**WHAT THIS TASK INVOLVES**
Could you give the data below again, exactly and completely?

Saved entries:
=======
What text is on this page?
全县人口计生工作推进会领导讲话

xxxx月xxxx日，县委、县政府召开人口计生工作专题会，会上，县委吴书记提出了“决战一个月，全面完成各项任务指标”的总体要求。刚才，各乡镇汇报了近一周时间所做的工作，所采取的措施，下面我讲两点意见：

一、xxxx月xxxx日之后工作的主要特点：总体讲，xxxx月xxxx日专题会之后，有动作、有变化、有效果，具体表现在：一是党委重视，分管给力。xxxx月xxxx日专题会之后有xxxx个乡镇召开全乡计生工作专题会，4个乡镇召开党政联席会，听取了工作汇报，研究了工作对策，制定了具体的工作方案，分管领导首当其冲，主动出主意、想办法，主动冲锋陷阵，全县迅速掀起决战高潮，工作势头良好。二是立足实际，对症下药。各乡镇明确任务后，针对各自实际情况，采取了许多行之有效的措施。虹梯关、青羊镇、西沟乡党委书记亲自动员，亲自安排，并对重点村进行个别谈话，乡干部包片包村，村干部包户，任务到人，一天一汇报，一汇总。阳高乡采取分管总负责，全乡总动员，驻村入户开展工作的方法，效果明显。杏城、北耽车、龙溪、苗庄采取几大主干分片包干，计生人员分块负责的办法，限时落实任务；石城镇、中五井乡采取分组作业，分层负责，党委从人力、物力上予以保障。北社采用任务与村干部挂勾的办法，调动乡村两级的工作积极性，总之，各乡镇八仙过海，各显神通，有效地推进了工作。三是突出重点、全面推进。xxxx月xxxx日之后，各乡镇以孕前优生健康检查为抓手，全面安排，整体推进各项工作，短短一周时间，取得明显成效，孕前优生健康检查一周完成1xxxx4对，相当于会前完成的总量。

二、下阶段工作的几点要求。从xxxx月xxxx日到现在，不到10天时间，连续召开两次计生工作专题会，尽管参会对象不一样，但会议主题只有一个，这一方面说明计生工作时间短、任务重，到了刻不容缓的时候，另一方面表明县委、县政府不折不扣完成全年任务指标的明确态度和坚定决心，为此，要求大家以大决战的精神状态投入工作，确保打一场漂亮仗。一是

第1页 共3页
=======
**TASK SOLUTION**
What text is on this page?
全县人口计生工作推进会领导讲话

xxxx月xxxx日，县委、县政府召开人口计生工作专题会，会上，县委吴书记提出了“决战一个月，全面完成各项任务指标”的总体要求。刚才，各乡镇汇报了近一周时间所做的工作，所采取的措施，下面我讲两点意见：

一、xxxx月xxxx日之后工作的主要特点：总体讲，xxxx月xxxx日专题会之后，有动作、有变化、有效果，具体表现在：一是党委重视，分管给力。xxxx月xxxx日专题会之后有xxxx个乡镇召开全乡计生工作专题会，4个乡镇召开党政联席会，听取了工作汇报，研究了工作对策，制定了具体的工作方案，分管领导首当其冲，主动出主意、想办法，主动冲锋陷阵，全县迅速掀起决战高潮，工作势头良好。二是立足实际，对症下药。各乡镇明确任务后，针对各自实际情况，采取了许多行之有效的措施。虹梯关、青羊镇、西沟乡党委书记亲自动员，亲自安排，并对重点村进行个别谈话，乡干部包片包村，村干部包户，任务到人，一天一汇报，一汇总。阳高乡采取分管总负责，全乡总动员，驻村入户开展工作的方法，效果明显。杏城、北耽车、龙溪、苗庄采取几大主干分片包干，计生人员分块负责的办法，限时落实任务；石城镇、中五井乡采取分组作业，分层负责，党委从人力、物力上予以保障。北社采用任务与村干部挂勾的办法，调动乡村两级的工作积极性，总之，各乡镇八仙过海，各显神通，有效地推进了工作。三是突出重点、全面推进。xxxx月xxxx日之后，各乡镇以孕前优生健康检查为抓手，全面安排，整体推进各项工作，短短一周时间，取得明显成效，孕前优生健康检查一周完成1xxxx4对，相当于会前完成的总量。

二、下阶段工作的几点要求。从xxxx月xxxx日到现在，不到10天时间，连续召开两次计生工作专题会，尽管参会对象不一样，但会议主题只有一个，这一方面说明计生工作时间短、任务重，到了刻不容缓的时候，另一方面表明县委、县政府不折不扣完成全年任务指标的明确态度和坚定决心，为此，要求大家以大决战的精神状态投入工作，确保打一场漂亮仗。一是

第1页 共3页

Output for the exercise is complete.